* **The task**:
List the lines of this listing that hold the word "poslanci".

====================

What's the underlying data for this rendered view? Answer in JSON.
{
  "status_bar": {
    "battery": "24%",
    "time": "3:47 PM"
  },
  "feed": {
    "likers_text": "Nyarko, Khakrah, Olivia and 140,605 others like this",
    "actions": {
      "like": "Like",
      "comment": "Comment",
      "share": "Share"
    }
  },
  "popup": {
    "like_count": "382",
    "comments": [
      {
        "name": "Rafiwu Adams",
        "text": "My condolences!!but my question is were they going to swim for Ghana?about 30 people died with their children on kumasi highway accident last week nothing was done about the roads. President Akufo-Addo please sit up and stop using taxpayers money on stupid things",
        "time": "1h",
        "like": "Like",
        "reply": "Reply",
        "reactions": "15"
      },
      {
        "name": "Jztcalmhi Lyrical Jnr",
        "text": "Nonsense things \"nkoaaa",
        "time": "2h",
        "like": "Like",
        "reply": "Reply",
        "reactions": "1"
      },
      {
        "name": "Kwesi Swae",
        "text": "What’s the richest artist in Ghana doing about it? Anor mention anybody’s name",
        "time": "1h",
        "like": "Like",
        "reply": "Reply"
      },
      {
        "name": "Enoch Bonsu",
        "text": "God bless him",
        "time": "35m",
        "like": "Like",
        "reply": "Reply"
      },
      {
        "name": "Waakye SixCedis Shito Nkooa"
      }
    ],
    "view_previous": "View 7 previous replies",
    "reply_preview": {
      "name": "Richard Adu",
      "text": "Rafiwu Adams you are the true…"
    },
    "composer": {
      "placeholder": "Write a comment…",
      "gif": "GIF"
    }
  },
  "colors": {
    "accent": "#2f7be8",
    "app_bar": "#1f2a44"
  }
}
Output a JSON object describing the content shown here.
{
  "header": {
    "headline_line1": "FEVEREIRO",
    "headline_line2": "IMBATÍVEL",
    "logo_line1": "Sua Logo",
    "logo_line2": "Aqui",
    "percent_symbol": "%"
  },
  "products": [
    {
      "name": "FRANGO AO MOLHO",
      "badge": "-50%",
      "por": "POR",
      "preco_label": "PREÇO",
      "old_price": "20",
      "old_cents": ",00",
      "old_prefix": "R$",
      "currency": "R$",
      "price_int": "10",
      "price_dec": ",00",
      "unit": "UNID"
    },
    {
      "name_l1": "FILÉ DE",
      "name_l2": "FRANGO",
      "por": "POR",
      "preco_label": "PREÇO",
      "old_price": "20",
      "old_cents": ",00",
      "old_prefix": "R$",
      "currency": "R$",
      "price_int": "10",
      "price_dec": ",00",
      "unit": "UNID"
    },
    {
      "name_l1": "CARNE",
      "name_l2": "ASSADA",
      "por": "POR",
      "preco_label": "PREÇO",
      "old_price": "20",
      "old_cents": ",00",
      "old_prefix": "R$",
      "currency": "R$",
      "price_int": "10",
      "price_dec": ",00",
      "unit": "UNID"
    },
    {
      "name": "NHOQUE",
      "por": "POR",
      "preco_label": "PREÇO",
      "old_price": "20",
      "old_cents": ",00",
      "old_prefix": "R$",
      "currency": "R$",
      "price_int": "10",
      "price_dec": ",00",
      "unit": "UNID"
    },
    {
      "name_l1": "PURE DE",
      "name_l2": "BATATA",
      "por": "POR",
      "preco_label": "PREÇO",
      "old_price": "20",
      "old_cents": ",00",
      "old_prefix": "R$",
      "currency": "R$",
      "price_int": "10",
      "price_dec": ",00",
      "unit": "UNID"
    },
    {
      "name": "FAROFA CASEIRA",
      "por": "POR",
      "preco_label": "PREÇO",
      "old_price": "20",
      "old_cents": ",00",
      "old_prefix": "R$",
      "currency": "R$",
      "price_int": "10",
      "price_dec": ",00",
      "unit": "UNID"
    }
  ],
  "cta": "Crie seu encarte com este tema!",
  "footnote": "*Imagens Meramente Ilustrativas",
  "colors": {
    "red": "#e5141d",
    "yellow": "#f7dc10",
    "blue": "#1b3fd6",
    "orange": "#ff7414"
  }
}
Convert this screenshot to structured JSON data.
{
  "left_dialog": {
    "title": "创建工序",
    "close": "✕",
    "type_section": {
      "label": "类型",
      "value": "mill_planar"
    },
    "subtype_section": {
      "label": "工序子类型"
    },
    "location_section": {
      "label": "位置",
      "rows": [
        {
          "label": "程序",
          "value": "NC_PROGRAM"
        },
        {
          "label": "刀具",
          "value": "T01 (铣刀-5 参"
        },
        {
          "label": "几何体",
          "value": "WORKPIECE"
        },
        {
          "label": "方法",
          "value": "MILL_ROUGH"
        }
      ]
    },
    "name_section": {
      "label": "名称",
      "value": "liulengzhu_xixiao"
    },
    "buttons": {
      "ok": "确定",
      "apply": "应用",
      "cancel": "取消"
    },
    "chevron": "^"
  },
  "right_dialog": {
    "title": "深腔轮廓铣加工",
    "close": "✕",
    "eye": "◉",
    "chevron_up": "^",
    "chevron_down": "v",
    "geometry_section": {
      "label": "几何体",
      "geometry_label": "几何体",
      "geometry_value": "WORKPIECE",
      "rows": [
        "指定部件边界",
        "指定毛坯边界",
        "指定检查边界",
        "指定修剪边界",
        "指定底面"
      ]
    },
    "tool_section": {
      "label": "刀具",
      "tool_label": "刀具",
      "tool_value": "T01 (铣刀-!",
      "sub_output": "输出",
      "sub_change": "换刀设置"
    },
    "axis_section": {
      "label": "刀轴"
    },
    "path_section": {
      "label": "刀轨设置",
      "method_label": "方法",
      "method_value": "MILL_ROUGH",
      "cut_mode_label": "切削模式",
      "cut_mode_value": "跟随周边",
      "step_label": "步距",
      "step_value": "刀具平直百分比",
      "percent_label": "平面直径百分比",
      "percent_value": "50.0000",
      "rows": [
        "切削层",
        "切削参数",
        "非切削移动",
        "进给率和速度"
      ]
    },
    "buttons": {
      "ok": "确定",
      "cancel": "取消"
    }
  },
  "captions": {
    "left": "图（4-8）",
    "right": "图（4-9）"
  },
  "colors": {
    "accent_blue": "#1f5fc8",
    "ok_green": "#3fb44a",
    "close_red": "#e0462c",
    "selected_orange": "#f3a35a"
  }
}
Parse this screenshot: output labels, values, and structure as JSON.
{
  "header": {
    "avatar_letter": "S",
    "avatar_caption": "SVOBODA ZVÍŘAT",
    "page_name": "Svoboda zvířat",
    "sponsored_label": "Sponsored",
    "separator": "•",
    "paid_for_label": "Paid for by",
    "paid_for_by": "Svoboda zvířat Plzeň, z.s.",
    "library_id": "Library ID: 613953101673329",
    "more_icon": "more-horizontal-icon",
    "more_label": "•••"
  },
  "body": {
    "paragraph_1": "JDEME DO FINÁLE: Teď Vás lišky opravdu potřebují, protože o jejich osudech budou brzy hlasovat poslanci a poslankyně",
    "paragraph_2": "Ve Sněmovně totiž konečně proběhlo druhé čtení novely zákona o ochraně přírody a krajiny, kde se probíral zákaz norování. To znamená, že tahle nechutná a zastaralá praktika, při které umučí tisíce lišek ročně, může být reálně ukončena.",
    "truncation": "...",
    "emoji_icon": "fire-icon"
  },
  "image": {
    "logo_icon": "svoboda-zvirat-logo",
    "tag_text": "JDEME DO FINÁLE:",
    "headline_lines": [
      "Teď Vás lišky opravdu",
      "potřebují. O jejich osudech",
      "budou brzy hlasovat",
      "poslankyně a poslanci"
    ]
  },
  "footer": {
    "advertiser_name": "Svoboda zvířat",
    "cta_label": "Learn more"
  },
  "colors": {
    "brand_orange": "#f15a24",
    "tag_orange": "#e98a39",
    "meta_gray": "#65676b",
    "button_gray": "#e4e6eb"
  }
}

====================

* **Result for this task**:
    "paragraph_1": "JDEME DO FINÁLE: Teď Vás lišky opravdu potřebují, protože o jejich osudech budou brzy hlasovat poslanci a poslankyně",
      "poslankyně a poslanci"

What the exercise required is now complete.